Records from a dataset
::::

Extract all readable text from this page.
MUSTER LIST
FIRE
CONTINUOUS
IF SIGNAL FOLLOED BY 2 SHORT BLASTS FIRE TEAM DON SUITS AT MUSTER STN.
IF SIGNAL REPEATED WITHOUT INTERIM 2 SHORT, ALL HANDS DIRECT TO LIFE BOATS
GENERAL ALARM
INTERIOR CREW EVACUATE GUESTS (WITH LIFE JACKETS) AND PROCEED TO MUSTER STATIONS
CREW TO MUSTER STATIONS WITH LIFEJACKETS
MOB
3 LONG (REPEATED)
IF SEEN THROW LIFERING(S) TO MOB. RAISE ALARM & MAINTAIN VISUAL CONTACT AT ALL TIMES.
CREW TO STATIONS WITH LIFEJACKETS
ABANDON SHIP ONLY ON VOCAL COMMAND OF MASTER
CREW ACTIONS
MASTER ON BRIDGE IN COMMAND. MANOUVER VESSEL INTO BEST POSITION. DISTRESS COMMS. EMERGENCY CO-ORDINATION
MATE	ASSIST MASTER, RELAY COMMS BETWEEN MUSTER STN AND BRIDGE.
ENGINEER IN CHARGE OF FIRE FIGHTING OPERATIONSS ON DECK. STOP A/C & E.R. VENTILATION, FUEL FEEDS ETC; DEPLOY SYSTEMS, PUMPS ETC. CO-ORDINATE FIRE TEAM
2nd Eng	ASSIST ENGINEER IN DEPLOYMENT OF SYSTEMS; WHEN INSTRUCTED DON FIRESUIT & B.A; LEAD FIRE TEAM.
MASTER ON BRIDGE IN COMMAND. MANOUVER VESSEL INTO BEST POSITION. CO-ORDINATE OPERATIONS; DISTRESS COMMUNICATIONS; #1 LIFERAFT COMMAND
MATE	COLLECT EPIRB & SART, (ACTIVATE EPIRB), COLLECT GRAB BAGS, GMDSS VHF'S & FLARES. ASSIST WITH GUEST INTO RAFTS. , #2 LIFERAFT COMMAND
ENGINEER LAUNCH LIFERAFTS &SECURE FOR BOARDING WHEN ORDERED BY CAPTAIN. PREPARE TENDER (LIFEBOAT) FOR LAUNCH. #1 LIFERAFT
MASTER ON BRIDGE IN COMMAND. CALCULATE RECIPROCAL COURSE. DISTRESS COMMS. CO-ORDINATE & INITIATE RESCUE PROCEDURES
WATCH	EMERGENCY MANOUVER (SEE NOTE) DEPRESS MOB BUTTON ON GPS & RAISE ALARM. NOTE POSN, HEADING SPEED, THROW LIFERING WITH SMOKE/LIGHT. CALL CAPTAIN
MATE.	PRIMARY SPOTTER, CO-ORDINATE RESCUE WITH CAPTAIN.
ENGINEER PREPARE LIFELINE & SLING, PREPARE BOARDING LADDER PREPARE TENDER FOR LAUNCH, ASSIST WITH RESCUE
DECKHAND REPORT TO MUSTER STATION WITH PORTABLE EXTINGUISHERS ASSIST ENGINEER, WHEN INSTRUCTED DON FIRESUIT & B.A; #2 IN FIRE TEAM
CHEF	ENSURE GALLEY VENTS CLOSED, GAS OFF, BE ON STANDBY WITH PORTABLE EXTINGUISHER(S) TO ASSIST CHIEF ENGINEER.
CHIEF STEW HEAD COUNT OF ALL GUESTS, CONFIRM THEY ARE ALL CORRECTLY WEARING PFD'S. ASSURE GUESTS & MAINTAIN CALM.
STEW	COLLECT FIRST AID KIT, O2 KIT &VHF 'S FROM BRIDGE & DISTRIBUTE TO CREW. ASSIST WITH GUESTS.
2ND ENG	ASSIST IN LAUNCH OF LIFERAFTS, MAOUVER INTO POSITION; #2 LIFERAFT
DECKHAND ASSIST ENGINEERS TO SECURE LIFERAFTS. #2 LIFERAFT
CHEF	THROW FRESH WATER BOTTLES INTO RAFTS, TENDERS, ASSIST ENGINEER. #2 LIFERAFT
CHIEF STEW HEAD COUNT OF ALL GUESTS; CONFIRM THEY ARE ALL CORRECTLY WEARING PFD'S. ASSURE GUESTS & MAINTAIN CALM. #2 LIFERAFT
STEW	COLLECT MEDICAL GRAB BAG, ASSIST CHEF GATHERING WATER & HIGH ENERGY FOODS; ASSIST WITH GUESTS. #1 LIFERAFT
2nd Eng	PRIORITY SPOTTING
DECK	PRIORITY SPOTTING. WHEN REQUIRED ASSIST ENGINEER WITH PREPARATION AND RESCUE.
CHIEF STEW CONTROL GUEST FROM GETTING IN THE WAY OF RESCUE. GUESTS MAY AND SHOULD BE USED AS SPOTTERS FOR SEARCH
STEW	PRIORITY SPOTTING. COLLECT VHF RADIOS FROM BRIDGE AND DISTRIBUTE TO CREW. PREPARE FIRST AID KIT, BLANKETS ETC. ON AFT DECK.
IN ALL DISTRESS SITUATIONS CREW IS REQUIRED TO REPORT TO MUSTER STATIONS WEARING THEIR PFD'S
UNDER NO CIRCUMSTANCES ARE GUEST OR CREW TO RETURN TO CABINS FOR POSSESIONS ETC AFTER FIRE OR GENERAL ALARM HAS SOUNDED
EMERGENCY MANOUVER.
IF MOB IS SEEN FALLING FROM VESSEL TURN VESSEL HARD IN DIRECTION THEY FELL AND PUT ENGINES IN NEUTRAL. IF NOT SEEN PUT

::::

● Exercise task: Return every entry verbatim.

● Reply:
Extract all readable text from this page.
MUSTER LIST
FIRE
CONTINUOUS
IF SIGNAL FOLLOED BY 2 SHORT BLASTS FIRE TEAM DON SUITS AT MUSTER STN.
IF SIGNAL REPEATED WITHOUT INTERIM 2 SHORT, ALL HANDS DIRECT TO LIFE BOATS
GENERAL ALARM
INTERIOR CREW EVACUATE GUESTS (WITH LIFE JACKETS) AND PROCEED TO MUSTER STATIONS
CREW TO MUSTER STATIONS WITH LIFEJACKETS
MOB
3 LONG (REPEATED)
IF SEEN THROW LIFERING(S) TO MOB. RAISE ALARM & MAINTAIN VISUAL CONTACT AT ALL TIMES.
CREW TO STATIONS WITH LIFEJACKETS
ABANDON SHIP ONLY ON VOCAL COMMAND OF MASTER
CREW ACTIONS
MASTER ON BRIDGE IN COMMAND. MANOUVER VESSEL INTO BEST POSITION. DISTRESS COMMS. EMERGENCY CO-ORDINATION
MATE	ASSIST MASTER, RELAY COMMS BETWEEN MUSTER STN AND BRIDGE.
ENGINEER IN CHARGE OF FIRE FIGHTING OPERATIONSS ON DECK. STOP A/C & E.R. VENTILATION, FUEL FEEDS ETC; DEPLOY SYSTEMS, PUMPS ETC. CO-ORDINATE FIRE TEAM
2nd Eng	ASSIST ENGINEER IN DEPLOYMENT OF SYSTEMS; WHEN INSTRUCTED DON FIRESUIT & B.A; LEAD FIRE TEAM.
MASTER ON BRIDGE IN COMMAND. MANOUVER VESSEL INTO BEST POSITION. CO-ORDINATE OPERATIONS; DISTRESS COMMUNICATIONS; #1 LIFERAFT COMMAND
MATE	COLLECT EPIRB & SART, (ACTIVATE EPIRB), COLLECT GRAB BAGS, GMDSS VHF'S & FLARES. ASSIST WITH GUEST INTO RAFTS. , #2 LIFERAFT COMMAND
ENGINEER LAUNCH LIFERAFTS &SECURE FOR BOARDING WHEN ORDERED BY CAPTAIN. PREPARE TENDER (LIFEBOAT) FOR LAUNCH. #1 LIFERAFT
MASTER ON BRIDGE IN COMMAND. CALCULATE RECIPROCAL COURSE. DISTRESS COMMS. CO-ORDINATE & INITIATE RESCUE PROCEDURES
WATCH	EMERGENCY MANOUVER (SEE NOTE) DEPRESS MOB BUTTON ON GPS & RAISE ALARM. NOTE POSN, HEADING SPEED, THROW LIFERING WITH SMOKE/LIGHT. CALL CAPTAIN
MATE.	PRIMARY SPOTTER, CO-ORDINATE RESCUE WITH CAPTAIN.
ENGINEER PREPARE LIFELINE & SLING, PREPARE BOARDING LADDER PREPARE TENDER FOR LAUNCH, ASSIST WITH RESCUE
DECKHAND REPORT TO MUSTER STATION WITH PORTABLE EXTINGUISHERS ASSIST ENGINEER, WHEN INSTRUCTED DON FIRESUIT & B.A; #2 IN FIRE TEAM
CHEF	ENSURE GALLEY VENTS CLOSED, GAS OFF, BE ON STANDBY WITH PORTABLE EXTINGUISHER(S) TO ASSIST CHIEF ENGINEER.
CHIEF STEW HEAD COUNT OF ALL GUESTS, CONFIRM THEY ARE ALL CORRECTLY WEARING PFD'S. ASSURE GUESTS & MAINTAIN CALM.
STEW	COLLECT FIRST AID KIT, O2 KIT &VHF 'S FROM BRIDGE & DISTRIBUTE TO CREW. ASSIST WITH GUESTS.
2ND ENG	ASSIST IN LAUNCH OF LIFERAFTS, MAOUVER INTO POSITION; #2 LIFERAFT
DECKHAND ASSIST ENGINEERS TO SECURE LIFERAFTS. #2 LIFERAFT
CHEF	THROW FRESH WATER BOTTLES INTO RAFTS, TENDERS, ASSIST ENGINEER. #2 LIFERAFT
CHIEF STEW HEAD COUNT OF ALL GUESTS; CONFIRM THEY ARE ALL CORRECTLY WEARING PFD'S. ASSURE GUESTS & MAINTAIN CALM. #2 LIFERAFT
STEW	COLLECT MEDICAL GRAB BAG, ASSIST CHEF GATHERING WATER & HIGH ENERGY FOODS; ASSIST WITH GUESTS. #1 LIFERAFT
2nd Eng	PRIORITY SPOTTING
DECK	PRIORITY SPOTTING. WHEN REQUIRED ASSIST ENGINEER WITH PREPARATION AND RESCUE.
CHIEF STEW CONTROL GUEST FROM GETTING IN THE WAY OF RESCUE. GUESTS MAY AND SHOULD BE USED AS SPOTTERS FOR SEARCH
STEW	PRIORITY SPOTTING. COLLECT VHF RADIOS FROM BRIDGE AND DISTRIBUTE TO CREW. PREPARE FIRST AID KIT, BLANKETS ETC. ON AFT DECK.
IN ALL DISTRESS SITUATIONS CREW IS REQUIRED TO REPORT TO MUSTER STATIONS WEARING THEIR PFD'S
UNDER NO CIRCUMSTANCES ARE GUEST OR CREW TO RETURN TO CABINS FOR POSSESIONS ETC AFTER FIRE OR GENERAL ALARM HAS SOUNDED
EMERGENCY MANOUVER.
IF MOB IS SEEN FALLING FROM VESSEL TURN VESSEL HARD IN DIRECTION THEY FELL AND PUT ENGINES IN NEUTRAL. IF NOT SEEN PUT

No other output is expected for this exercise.